» STATED TASK:
Arrange the stretch of the listing below from the line containing "- y-tick-label: -600000: [28, 284, 75, 298]" through the line containing "- x-axis-title: [sec]: [509, 265, 544, 281]" as a numbered list, with no other lines and no blank lines.

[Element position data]
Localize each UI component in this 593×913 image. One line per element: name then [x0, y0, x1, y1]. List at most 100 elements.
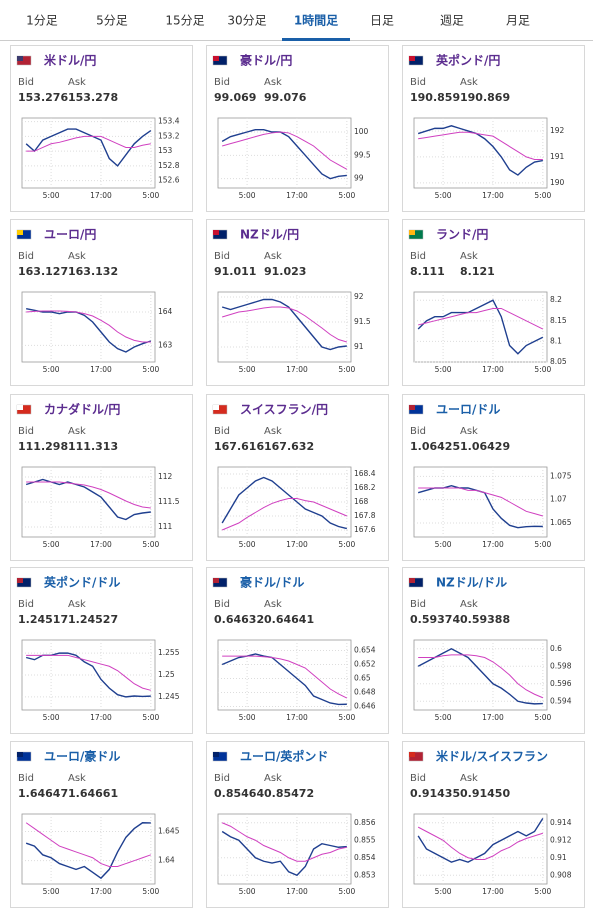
flag [409, 56, 415, 61]
y-tick-label: 0.598 [550, 661, 572, 670]
x-tick-label: 5:00 [534, 713, 551, 722]
moving-average-line [417, 826, 543, 860]
x-tick-label: 5:00 [534, 365, 551, 374]
rate-card[interactable]: NZドル/円 Bid Ask 91.011 91.023 92 91.5 91 5:00 17:0… [206, 219, 389, 386]
chart-frame [217, 117, 352, 189]
bid-value: 0.85464 [214, 787, 264, 800]
y-tick-label: 192 [550, 126, 565, 135]
active-tab-underline [282, 38, 350, 41]
y-tick-label: 8.2 [550, 295, 562, 304]
tab[interactable]: 月足 [506, 14, 530, 28]
moving-average-line [222, 306, 347, 343]
x-tick-label: 5:00 [43, 887, 60, 896]
bid-value: 0.91435 [410, 787, 460, 800]
ask-value: 99.076 [264, 91, 307, 104]
y-tick-label: 153.2 [158, 131, 180, 140]
bid-value: 111.298 [18, 440, 68, 453]
rate-card[interactable]: 豪ドル/円 Bid Ask 99.069 99.076 100 99.5 99 5:00 17:0… [206, 45, 389, 212]
x-tick-label: 17:00 [90, 887, 112, 896]
chart-frame [217, 291, 352, 363]
ask-value: 163.132 [68, 265, 118, 278]
ask-label: Ask [68, 599, 86, 610]
y-tick-label: 167.8 [354, 511, 376, 520]
x-tick-label: 17:00 [286, 887, 308, 896]
tab[interactable]: 5分足 [96, 14, 128, 28]
x-tick-label: 5:00 [435, 365, 452, 374]
y-tick-label: 163 [158, 340, 173, 349]
ask-label: Ask [264, 77, 282, 88]
y-tick-label: 152.8 [158, 161, 180, 170]
x-tick-label: 5:00 [534, 191, 551, 200]
ask-value: 111.313 [68, 440, 118, 453]
bid-value: 91.011 [214, 265, 256, 278]
y-tick-label: 0.654 [354, 646, 376, 655]
flag [213, 405, 219, 410]
pair-name: 米ドル/円 [44, 53, 96, 68]
moving-average-line [418, 654, 544, 699]
bid-label: Bid [214, 77, 230, 88]
x-tick-label: 5:00 [43, 713, 60, 722]
tab[interactable]: 1分足 [26, 14, 58, 28]
pair-name: 米ドル/スイスフラン [436, 749, 548, 764]
ask-label: Ask [264, 773, 282, 784]
x-tick-label: 17:00 [286, 540, 308, 549]
chart-frame [413, 291, 548, 363]
x-tick-label: 5:00 [239, 540, 256, 549]
ask-label: Ask [460, 426, 478, 437]
chart-frame [413, 639, 548, 711]
moving-average-line [221, 822, 347, 862]
x-tick-label: 5:00 [338, 713, 355, 722]
ask-value: 8.121 [460, 265, 495, 278]
pair-name: NZドル/ドル [436, 576, 507, 590]
x-tick-label: 5:00 [43, 365, 60, 374]
ask-value: 1.24527 [68, 613, 118, 626]
tab[interactable]: 30分足 [227, 14, 266, 28]
ask-value: 91.023 [264, 265, 306, 278]
y-tick-label: 168.4 [354, 469, 376, 478]
tab[interactable]: 15分足 [165, 14, 204, 28]
ask-label: Ask [264, 426, 282, 437]
y-tick-label: 1.245 [158, 692, 180, 701]
y-tick-label: 1.645 [158, 827, 180, 836]
ask-value: 0.59388 [460, 613, 510, 626]
bid-value: 1.24517 [18, 613, 68, 626]
y-tick-label: 91.5 [354, 317, 371, 326]
moving-average-line [26, 654, 151, 691]
y-tick-label: 100 [354, 127, 369, 136]
x-tick-label: 5:00 [534, 540, 551, 549]
tab[interactable]: 1時間足 [294, 13, 338, 28]
price-line [25, 822, 151, 880]
tab[interactable]: 日足 [370, 14, 394, 28]
ask-value: 153.278 [68, 91, 118, 104]
flag [213, 752, 219, 757]
pair-name: NZドル/円 [240, 228, 299, 242]
y-tick-label: 8.1 [550, 336, 562, 345]
x-tick-label: 5:00 [239, 887, 256, 896]
y-tick-label: 0.855 [354, 835, 376, 844]
bid-value: 99.069 [214, 91, 256, 104]
tab[interactable]: 週足 [440, 14, 464, 28]
ask-value: 1.64661 [68, 787, 118, 800]
y-tick-label: 1.07 [550, 495, 567, 504]
bid-value: 0.64632 [214, 613, 264, 626]
y-tick-label: 0.91 [550, 853, 567, 862]
pair-name: ユーロ/ドル [436, 403, 500, 417]
bid-value: 1.06425 [410, 440, 460, 453]
x-tick-label: 5:00 [338, 540, 355, 549]
price-line [221, 298, 347, 351]
chart-frame [413, 813, 548, 885]
price-line [221, 128, 347, 180]
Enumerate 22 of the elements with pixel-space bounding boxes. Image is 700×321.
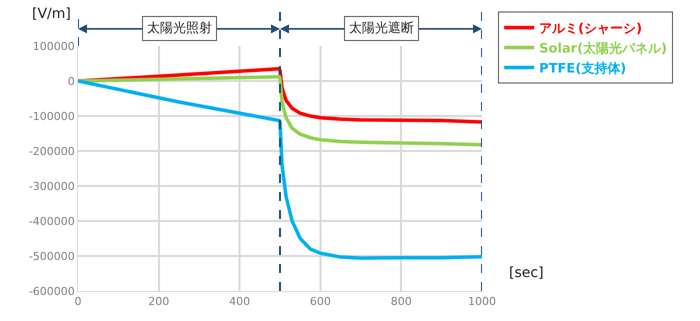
- y-tick-label: -600000: [28, 284, 75, 298]
- x-tick-label: 200: [148, 295, 170, 308]
- y-tick-label: 100000: [32, 40, 75, 53]
- line-series: [78, 79, 482, 260]
- x-tick-label: 600: [310, 295, 331, 308]
- x-tick-label: 800: [390, 295, 412, 308]
- y-tick-label: 0: [68, 74, 75, 88]
- legend-label: Solar(太陽光パネル): [539, 42, 667, 57]
- x-tick-label: 400: [229, 295, 250, 308]
- y-tick-label: -300000: [28, 180, 75, 193]
- x-axis-title: [sec]: [509, 265, 544, 281]
- legend-label: PTFE(支持体): [539, 62, 626, 77]
- y-tick-label: -100000: [28, 110, 75, 123]
- x-tick-label: 1000: [468, 295, 496, 308]
- legend-label: アルミ(シャーシ): [539, 22, 642, 37]
- text: 太陽光照射: [147, 21, 212, 36]
- y-tick-label: -400000: [28, 214, 75, 228]
- y-tick-label: -500000: [28, 250, 75, 263]
- text: 太陽光遮断: [349, 21, 414, 36]
- y-axis-title: [V/m]: [32, 6, 71, 22]
- y-tick-label: -200000: [28, 144, 75, 158]
- line-series: [78, 75, 482, 146]
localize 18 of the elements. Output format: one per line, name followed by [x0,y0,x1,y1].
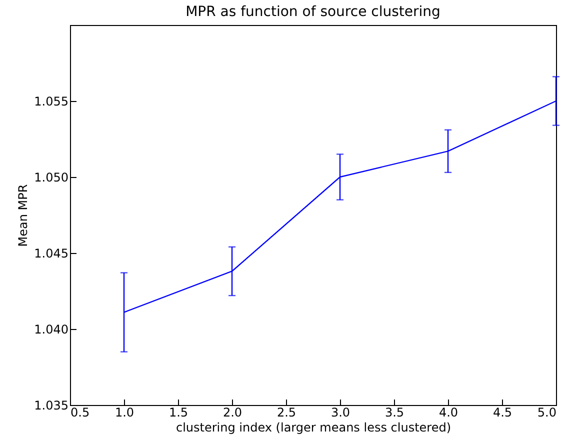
x-tick-label: 4.0 [438,406,458,420]
x-tick-label: 3.5 [384,406,404,420]
y-tick-label: 1.045 [34,246,68,260]
x-tick-label: 0.5 [70,406,90,420]
x-tick-label: 1.0 [114,406,134,420]
x-tick-label: 2.0 [222,406,242,420]
y-tick-label: 1.055 [34,94,68,108]
x-tick-label: 2.5 [276,406,296,420]
y-axis-title: Mean MPR [16,184,30,247]
x-tick-label: 4.5 [492,406,512,420]
chart-title: MPR as function of source clustering [186,4,440,20]
y-tick-label: 1.035 [34,398,68,412]
x-tick-label: 1.5 [168,406,188,420]
x-tick-label: 5.0 [537,406,556,420]
y-tick-label: 1.040 [34,322,68,336]
x-axis-title: clustering index (larger means less clustered) [176,420,452,434]
y-tick-label: 1.050 [34,170,68,184]
x-tick-label: 3.0 [330,406,350,420]
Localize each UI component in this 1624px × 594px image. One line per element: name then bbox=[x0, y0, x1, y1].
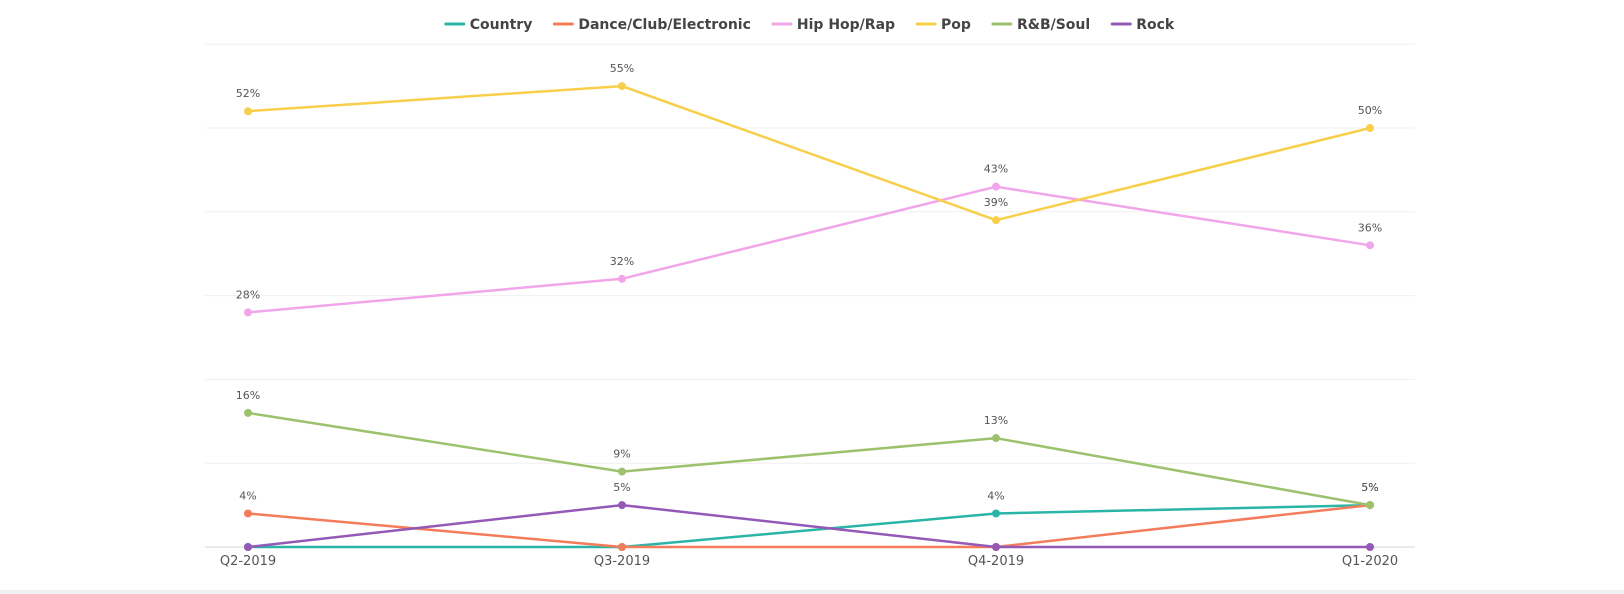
series-lines bbox=[246, 84, 1372, 549]
legend-label: Pop bbox=[941, 17, 971, 33]
data-point[interactable] bbox=[618, 274, 626, 283]
data-point[interactable] bbox=[618, 543, 626, 551]
data-label: 55% bbox=[610, 62, 634, 75]
legend-label: R&B/Soul bbox=[1017, 17, 1090, 33]
data-label: 16% bbox=[236, 389, 260, 402]
data-point[interactable] bbox=[992, 182, 1000, 191]
data-label: 4% bbox=[239, 489, 256, 502]
bottom-bar bbox=[0, 590, 1624, 594]
data-point[interactable] bbox=[244, 543, 252, 551]
legend-item[interactable]: Country bbox=[444, 17, 533, 33]
data-label: 5% bbox=[1361, 481, 1378, 494]
data-label: 5% bbox=[1361, 481, 1378, 494]
legend-item[interactable]: R&B/Soul bbox=[991, 17, 1090, 33]
data-point[interactable] bbox=[244, 509, 252, 518]
data-point[interactable] bbox=[1366, 543, 1374, 551]
data-point[interactable] bbox=[1366, 241, 1374, 250]
series-line bbox=[246, 503, 1372, 549]
x-axis: Q2-2019 Q3-2019 Q4-2019 Q1-2020 bbox=[220, 554, 1398, 569]
data-point[interactable] bbox=[992, 543, 1000, 551]
legend: Country Dance/Club/Electronic Hip Hop/Rap P… bbox=[444, 17, 1175, 33]
series-line bbox=[246, 84, 1372, 222]
legend-item[interactable]: Hip Hop/Rap bbox=[771, 17, 895, 33]
data-point[interactable] bbox=[1366, 501, 1374, 510]
series-line bbox=[246, 503, 1372, 549]
data-label: 32% bbox=[610, 255, 634, 268]
data-label: 13% bbox=[984, 414, 1008, 427]
data-label: 39% bbox=[984, 196, 1008, 209]
data-points bbox=[244, 82, 1374, 551]
data-point[interactable] bbox=[618, 82, 626, 91]
series-line bbox=[246, 411, 1372, 507]
x-tick-label: Q4-2019 bbox=[968, 554, 1024, 569]
legend-label: Hip Hop/Rap bbox=[797, 17, 895, 33]
legend-label: Country bbox=[470, 17, 533, 33]
x-tick-label: Q3-2019 bbox=[594, 554, 650, 569]
data-label: 9% bbox=[613, 448, 630, 461]
data-point[interactable] bbox=[244, 408, 252, 417]
data-label: 50% bbox=[1358, 104, 1382, 117]
data-labels: 4% 4% 5% 28% 32% 43% 36% 52% 55% 39% 50% 16% 9% 13% 5%… bbox=[236, 62, 1382, 502]
data-label: 28% bbox=[236, 288, 260, 301]
data-label: 52% bbox=[236, 87, 260, 100]
data-point[interactable] bbox=[618, 501, 626, 510]
series-line bbox=[246, 503, 1372, 549]
legend-label: Dance/Club/Electronic bbox=[578, 17, 751, 33]
series-line bbox=[246, 185, 1372, 314]
data-label: 4% bbox=[987, 489, 1004, 502]
data-point[interactable] bbox=[618, 467, 626, 476]
data-point[interactable] bbox=[992, 509, 1000, 518]
legend-item[interactable]: Rock bbox=[1110, 17, 1175, 33]
data-label: 5% bbox=[613, 481, 630, 494]
legend-item[interactable]: Dance/Club/Electronic bbox=[552, 17, 751, 33]
legend-label: Rock bbox=[1136, 17, 1175, 33]
data-label: 36% bbox=[1358, 221, 1382, 234]
x-tick-label: Q1-2020 bbox=[1342, 554, 1398, 569]
x-tick-label: Q2-2019 bbox=[220, 554, 276, 569]
legend-item[interactable]: Pop bbox=[915, 17, 971, 33]
data-point[interactable] bbox=[992, 434, 1000, 443]
data-point[interactable] bbox=[1366, 124, 1374, 132]
data-point[interactable] bbox=[244, 308, 252, 317]
data-point[interactable] bbox=[244, 107, 252, 116]
data-point[interactable] bbox=[992, 216, 1000, 225]
data-label: 43% bbox=[984, 163, 1008, 176]
grid-lines bbox=[205, 43, 1415, 548]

» RESULT FOR THIS TASK:
1. - y-tick-label: -600000: [28, 284, 75, 298]
2. - x-tick-label: 200: [148, 295, 170, 308]
3. - y-tick-label: 100000: [32, 40, 75, 53]
4. - line-series: [78, 79, 482, 260]
5. - x-tick-label: 600: [310, 295, 331, 308]
6. - x-tick-label: 800: [390, 295, 412, 308]
7. - y-tick-label: 0: [68, 74, 75, 88]
8. - legend-label: Solar(太陽光パネル): [539, 42, 667, 57]
9. - x-tick-label: 400: [229, 295, 250, 308]
10. - y-tick-label: -300000: [28, 180, 75, 193]
11. - x-axis-title: [sec]: [509, 265, 544, 281]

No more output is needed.